▶ _Trecho do documento_:
--*--

4.11.06


Um dia de esperança e paixão

“Quando penso em minha Terra, penso sobretudo no sonho possível – mas nada fácil – da invenção democrática de nossa sociedade.”(Paulo Freire. À Sombra desta Mangueira, 1995.)

“O amor é uma intercomunicação íntima de duas consciências que se respeitam. Cada um tem o outro como sujeito de seu amor. Não se trata de apropriar-se do outro.” (Paulo Freire. Educação e Mudança, 1979.)

Para falar em mudança, em transformação é necessário falar de duas coisas: esperança e paixão. Por isso trago duas frases de nosso grande Mestre Paulo Freire. A primeira sobre a esperança e a utopia necessária para nosso luta cotidiana e a segunda, também na mesma linha, mas falando do amor que temos que ter com o outro, a alteridade, o dialogo e a comunicação necessária nas relações. Por que falar destas coisas? Por que hoje foi um dia onde a esperança e a paixão se fizeram presentes: visita ao assentamento do Movimento dos Trabalhadores Rurais Sem Terra (MST) e filme sobre a ditadura militar Argentina, “La noche de los lápis”, e a paixão.

--*--

(Algumas linhas)

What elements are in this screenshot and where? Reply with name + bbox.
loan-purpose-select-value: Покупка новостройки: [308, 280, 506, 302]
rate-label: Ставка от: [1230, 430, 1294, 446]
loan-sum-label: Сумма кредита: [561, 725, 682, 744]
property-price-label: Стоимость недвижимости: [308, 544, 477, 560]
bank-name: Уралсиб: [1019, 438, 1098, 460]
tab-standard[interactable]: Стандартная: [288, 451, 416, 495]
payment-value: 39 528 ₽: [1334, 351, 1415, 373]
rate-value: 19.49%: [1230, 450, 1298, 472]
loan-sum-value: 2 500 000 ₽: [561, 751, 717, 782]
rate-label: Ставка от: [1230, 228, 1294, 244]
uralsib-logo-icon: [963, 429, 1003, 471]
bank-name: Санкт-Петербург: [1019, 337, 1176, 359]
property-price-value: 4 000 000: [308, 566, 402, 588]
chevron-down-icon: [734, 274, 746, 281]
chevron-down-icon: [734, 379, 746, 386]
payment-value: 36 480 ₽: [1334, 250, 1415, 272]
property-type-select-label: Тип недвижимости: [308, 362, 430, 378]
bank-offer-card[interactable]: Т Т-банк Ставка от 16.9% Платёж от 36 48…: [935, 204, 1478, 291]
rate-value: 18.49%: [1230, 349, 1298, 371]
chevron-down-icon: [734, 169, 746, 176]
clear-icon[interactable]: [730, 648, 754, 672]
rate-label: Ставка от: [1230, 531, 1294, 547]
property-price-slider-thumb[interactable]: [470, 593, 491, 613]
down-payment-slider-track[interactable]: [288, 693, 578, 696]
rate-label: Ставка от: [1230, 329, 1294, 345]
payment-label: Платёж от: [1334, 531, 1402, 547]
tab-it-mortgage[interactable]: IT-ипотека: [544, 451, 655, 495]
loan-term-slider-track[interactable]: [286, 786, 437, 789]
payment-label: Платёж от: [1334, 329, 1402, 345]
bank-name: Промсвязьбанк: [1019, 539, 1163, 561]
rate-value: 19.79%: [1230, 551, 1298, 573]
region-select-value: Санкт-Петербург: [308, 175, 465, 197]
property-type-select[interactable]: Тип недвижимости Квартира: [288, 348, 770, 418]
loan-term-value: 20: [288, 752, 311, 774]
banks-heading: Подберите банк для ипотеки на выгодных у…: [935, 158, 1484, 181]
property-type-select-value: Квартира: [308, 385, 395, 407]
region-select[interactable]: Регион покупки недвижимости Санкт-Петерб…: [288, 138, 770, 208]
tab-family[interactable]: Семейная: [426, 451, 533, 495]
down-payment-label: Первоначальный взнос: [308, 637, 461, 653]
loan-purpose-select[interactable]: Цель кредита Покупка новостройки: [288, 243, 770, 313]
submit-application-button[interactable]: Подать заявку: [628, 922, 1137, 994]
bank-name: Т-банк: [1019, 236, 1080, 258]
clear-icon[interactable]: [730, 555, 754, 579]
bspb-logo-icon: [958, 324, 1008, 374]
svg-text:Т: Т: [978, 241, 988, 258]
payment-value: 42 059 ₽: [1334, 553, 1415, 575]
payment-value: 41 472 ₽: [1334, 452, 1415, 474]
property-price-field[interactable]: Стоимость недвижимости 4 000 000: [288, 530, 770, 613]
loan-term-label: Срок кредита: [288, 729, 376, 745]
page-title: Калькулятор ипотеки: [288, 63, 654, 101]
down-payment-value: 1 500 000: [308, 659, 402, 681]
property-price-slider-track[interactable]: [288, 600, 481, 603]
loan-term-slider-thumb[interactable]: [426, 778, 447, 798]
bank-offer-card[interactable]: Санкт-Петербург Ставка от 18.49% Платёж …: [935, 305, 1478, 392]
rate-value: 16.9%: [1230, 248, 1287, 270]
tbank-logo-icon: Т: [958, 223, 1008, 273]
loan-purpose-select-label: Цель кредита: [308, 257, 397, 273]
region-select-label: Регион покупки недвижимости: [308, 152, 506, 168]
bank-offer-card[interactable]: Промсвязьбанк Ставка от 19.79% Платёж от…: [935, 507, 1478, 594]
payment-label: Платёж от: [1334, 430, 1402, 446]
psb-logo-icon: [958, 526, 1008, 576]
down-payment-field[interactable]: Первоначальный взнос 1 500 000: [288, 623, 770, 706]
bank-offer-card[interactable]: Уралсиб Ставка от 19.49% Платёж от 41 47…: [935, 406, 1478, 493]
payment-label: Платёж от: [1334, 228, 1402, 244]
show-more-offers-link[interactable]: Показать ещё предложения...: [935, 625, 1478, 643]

--*--

▶ _Instruções dos exercícios_:
1 - Liste todos os títulos de obras, livros e filmes, mencionados no texto sobre esperança e paixão.
2 - Cite sem nenhuma alteração a passagem do texto sobre esperança e paixão que se inicia pelas palavras que contêm "Um dia de esperança" e se encerra em "e Mudança, 1979.)".
3 - Prolongue o texto sobre esperança e paixão, escrevendo a partir do ponto em que ele para.

▶ _Respostas dos exercícios_:
1 - À Sombra desta Mangueira; Educação e Mudança; La noche de los lápis.

2 -
Um dia de esperança e paixão

“Quando penso em minha Terra, penso sobretudo no sonho possível – mas nada fácil – da invenção democrática de nossa sociedade.”(Paulo Freire. À Sombra desta Mangueira, 1995.)

“O amor é uma intercomunicação íntima de duas consciências que se respeitam. Cada um tem o outro como sujeito de seu amor. Não se trata de apropriar-se do outro.” (Paulo Freire. Educação e Mudança, 1979.)

3 -
Sonhar o sonho possível é o que o MST vem construindo nestes 22 anos de luta, de persistência, de afirmação e de construção de um projeto onde o homem e a mulher sejam sujeitos da sua história. Ao longo destes anos eles vem tentando construir uma sociedade onde não haja desigualdade, onde a fraternidade reine com a justiça, onde todos sejam irmãos, companheiros e companheiras. Isso ficou perceptível no Assentamento Jair Antônio da Costa, onde desde as crianças até as pessoas mais idosas tem orgulho de dizer “Sou do MST”. Afirmar esta identidade é afirmar um projeto de utopia, de esperança. É afirmar uma luta que continua presente apesar da maquina do capitalismo e da sociedade neoliberal. Uma luta feita de corações que sonham.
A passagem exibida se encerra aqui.